#### [Exercise objective]
Rewrite the data below as a numbered list, omitting any blank lines.

--- Start of Extracted information ---

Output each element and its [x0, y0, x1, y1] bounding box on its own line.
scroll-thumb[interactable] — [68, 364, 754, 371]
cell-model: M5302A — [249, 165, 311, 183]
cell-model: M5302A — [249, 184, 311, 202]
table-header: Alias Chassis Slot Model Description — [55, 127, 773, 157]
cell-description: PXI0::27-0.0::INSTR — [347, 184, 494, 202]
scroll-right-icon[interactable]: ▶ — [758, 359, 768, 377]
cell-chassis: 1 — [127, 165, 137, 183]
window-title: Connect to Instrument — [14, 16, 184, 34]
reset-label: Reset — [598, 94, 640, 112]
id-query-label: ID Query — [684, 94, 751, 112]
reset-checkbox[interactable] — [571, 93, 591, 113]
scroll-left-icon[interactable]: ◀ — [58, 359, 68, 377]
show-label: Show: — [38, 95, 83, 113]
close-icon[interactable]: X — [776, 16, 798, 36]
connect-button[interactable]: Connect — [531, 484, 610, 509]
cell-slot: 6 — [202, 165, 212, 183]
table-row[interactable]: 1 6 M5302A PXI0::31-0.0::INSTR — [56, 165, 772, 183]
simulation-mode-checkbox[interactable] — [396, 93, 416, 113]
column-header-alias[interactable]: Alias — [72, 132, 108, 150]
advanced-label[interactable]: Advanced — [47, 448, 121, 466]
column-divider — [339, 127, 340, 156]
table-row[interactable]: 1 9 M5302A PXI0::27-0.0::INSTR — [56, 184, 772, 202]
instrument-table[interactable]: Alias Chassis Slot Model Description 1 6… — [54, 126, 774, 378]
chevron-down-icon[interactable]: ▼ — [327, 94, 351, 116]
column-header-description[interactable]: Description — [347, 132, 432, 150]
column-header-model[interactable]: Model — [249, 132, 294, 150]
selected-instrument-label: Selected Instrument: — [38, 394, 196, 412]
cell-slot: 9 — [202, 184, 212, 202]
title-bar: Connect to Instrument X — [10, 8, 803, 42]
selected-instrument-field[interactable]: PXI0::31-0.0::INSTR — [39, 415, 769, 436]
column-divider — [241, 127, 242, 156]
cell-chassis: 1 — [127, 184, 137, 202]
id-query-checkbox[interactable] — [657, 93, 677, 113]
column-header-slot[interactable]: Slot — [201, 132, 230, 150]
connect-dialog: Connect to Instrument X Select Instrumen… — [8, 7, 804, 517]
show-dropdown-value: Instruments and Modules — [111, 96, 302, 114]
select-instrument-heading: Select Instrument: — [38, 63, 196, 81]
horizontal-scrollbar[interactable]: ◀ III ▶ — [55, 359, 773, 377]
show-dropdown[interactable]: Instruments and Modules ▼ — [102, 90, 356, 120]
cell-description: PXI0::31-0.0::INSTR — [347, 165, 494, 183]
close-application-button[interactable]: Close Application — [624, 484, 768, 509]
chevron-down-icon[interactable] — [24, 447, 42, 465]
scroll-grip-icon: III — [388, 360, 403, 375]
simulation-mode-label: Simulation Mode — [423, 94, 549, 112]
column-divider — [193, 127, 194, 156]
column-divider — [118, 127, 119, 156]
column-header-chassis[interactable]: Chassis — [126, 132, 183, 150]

--- End of Extracted information ---

#### [Answer to the exercise]
1. Output each element and its [x0, y0, x1, y1] bounding box on its own line.
2. scroll-thumb[interactable] — [68, 364, 754, 371]
3. cell-model: M5302A — [249, 165, 311, 183]
4. cell-model: M5302A — [249, 184, 311, 202]
5. table-header: Alias Chassis Slot Model Description — [55, 127, 773, 157]
6. cell-description: PXI0::27-0.0::INSTR — [347, 184, 494, 202]
7. scroll-right-icon[interactable]: ▶ — [758, 359, 768, 377]
8. cell-chassis: 1 — [127, 165, 137, 183]
9. window-title: Connect to Instrument — [14, 16, 184, 34]
10. reset-label: Reset — [598, 94, 640, 112]
11. id-query-label: ID Query — [684, 94, 751, 112]
12. reset-checkbox[interactable] — [571, 93, 591, 113]
13. scroll-left-icon[interactable]: ◀ — [58, 359, 68, 377]
14. show-label: Show: — [38, 95, 83, 113]
15. close-icon[interactable]: X — [776, 16, 798, 36]
16. connect-button[interactable]: Connect — [531, 484, 610, 509]
17. cell-slot: 6 — [202, 165, 212, 183]
18. table-row[interactable]: 1 6 M5302A PXI0::31-0.0::INSTR — [56, 165, 772, 183]
19. simulation-mode-checkbox[interactable] — [396, 93, 416, 113]
20. column-header-alias[interactable]: Alias — [72, 132, 108, 150]
21. advanced-label[interactable]: Advanced — [47, 448, 121, 466]
22. column-divider — [339, 127, 340, 156]
23. table-row[interactable]: 1 9 M5302A PXI0::27-0.0::INSTR — [56, 184, 772, 202]
24. instrument-table[interactable]: Alias Chassis Slot Model Description 1 6… — [54, 126, 774, 378]
25. chevron-down-icon[interactable]: ▼ — [327, 94, 351, 116]
26. column-header-description[interactable]: Description — [347, 132, 432, 150]
27. column-header-model[interactable]: Model — [249, 132, 294, 150]
28. selected-instrument-label: Selected Instrument: — [38, 394, 196, 412]
29. cell-slot: 9 — [202, 184, 212, 202]
30. title-bar: Connect to Instrument X — [10, 8, 803, 42]
31. selected-instrument-field[interactable]: PXI0::31-0.0::INSTR — [39, 415, 769, 436]
32. column-divider — [241, 127, 242, 156]
33. cell-chassis: 1 — [127, 184, 137, 202]
34. id-query-checkbox[interactable] — [657, 93, 677, 113]
35. column-header-slot[interactable]: Slot — [201, 132, 230, 150]
36. connect-dialog: Connect to Instrument X Select Instrumen… — [8, 7, 804, 517]
37. show-dropdown-value: Instruments and Modules — [111, 96, 302, 114]
38. select-instrument-heading: Select Instrument: — [38, 63, 196, 81]
39. horizontal-scrollbar[interactable]: ◀ III ▶ — [55, 359, 773, 377]
40. show-dropdown[interactable]: Instruments and Modules ▼ — [102, 90, 356, 120]
41. cell-description: PXI0::31-0.0::INSTR — [347, 165, 494, 183]
42. close-application-button[interactable]: Close Application — [624, 484, 768, 509]
43. chevron-down-icon[interactable] — [24, 447, 42, 465]
44. scroll-grip-icon: III — [388, 360, 403, 375]
45. simulation-mode-label: Simulation Mode — [423, 94, 549, 112]
46. column-divider — [193, 127, 194, 156]
47. column-divider — [118, 127, 119, 156]
48. column-header-chassis[interactable]: Chassis — [126, 132, 183, 150]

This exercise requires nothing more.